_Task statement:_ Copy every line of the data that includes the string "panel".

_The data:_

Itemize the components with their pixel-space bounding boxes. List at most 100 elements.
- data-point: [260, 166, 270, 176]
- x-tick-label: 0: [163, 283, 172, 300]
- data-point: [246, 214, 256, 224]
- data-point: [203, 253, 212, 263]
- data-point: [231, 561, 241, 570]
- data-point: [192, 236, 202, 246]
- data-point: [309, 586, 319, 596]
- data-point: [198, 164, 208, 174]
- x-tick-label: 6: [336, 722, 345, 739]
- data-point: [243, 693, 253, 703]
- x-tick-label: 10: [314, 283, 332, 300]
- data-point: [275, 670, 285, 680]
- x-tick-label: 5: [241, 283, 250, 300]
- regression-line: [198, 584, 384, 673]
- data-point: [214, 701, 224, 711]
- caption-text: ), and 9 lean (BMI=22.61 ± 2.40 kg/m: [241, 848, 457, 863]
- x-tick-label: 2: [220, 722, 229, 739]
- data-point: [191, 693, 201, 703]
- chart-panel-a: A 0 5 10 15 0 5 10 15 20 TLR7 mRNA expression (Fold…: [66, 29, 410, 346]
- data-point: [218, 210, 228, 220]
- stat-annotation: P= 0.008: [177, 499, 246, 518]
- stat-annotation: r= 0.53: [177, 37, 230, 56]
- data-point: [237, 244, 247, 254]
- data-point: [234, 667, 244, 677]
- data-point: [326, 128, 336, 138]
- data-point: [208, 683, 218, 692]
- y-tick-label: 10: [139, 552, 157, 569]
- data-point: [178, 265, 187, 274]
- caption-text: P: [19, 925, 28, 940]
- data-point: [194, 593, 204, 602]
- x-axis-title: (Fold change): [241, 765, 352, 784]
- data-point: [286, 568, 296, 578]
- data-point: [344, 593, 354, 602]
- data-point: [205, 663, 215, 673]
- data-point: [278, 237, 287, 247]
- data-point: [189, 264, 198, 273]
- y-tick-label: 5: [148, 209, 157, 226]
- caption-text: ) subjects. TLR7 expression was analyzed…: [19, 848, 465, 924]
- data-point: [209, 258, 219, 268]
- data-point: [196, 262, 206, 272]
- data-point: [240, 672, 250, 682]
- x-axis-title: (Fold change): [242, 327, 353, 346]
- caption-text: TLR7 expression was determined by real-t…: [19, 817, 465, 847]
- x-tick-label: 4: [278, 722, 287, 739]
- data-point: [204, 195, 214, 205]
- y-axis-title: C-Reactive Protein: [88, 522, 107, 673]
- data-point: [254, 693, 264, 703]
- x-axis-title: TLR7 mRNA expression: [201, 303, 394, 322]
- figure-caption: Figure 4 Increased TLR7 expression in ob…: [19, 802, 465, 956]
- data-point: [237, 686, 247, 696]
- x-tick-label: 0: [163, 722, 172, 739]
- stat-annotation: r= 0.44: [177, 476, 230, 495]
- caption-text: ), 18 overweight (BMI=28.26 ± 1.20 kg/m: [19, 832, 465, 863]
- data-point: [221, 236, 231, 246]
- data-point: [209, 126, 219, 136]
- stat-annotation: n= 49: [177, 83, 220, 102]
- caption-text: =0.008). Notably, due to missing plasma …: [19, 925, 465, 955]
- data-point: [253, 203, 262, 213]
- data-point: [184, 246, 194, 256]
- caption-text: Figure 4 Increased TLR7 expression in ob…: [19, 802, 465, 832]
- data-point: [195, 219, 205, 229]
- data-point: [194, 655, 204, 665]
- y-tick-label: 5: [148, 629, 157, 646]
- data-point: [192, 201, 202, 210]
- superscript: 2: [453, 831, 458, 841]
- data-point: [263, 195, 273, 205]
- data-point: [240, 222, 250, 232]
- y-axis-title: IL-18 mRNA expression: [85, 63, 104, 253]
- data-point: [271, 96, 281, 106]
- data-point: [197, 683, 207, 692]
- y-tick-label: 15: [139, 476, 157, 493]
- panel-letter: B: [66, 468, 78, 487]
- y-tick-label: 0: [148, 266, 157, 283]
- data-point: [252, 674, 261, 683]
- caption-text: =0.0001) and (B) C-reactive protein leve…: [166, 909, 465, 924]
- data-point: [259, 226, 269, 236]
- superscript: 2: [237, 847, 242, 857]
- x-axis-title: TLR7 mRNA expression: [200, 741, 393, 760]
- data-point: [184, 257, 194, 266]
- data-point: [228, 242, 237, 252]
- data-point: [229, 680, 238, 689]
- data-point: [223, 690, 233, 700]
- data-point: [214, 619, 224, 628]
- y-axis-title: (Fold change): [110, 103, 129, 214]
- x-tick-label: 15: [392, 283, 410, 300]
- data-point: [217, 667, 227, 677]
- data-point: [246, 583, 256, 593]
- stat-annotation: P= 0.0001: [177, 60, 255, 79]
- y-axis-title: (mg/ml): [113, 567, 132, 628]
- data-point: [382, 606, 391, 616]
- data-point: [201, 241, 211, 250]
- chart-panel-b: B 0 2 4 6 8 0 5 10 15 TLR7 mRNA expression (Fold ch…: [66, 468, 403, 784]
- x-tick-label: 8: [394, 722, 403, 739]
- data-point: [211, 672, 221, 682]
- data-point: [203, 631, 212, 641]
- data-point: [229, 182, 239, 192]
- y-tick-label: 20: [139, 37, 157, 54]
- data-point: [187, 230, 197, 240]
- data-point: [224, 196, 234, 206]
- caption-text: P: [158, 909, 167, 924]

_Task solution:_
- chart-panel-a: A 0 5 10 15 0 5 10 15 20 TLR7 mRNA expression (Fold…: [66, 29, 410, 346]
- panel-letter: B: [66, 468, 78, 487]
- chart-panel-b: B 0 2 4 6 8 0 5 10 15 TLR7 mRNA expression (Fold ch…: [66, 468, 403, 784]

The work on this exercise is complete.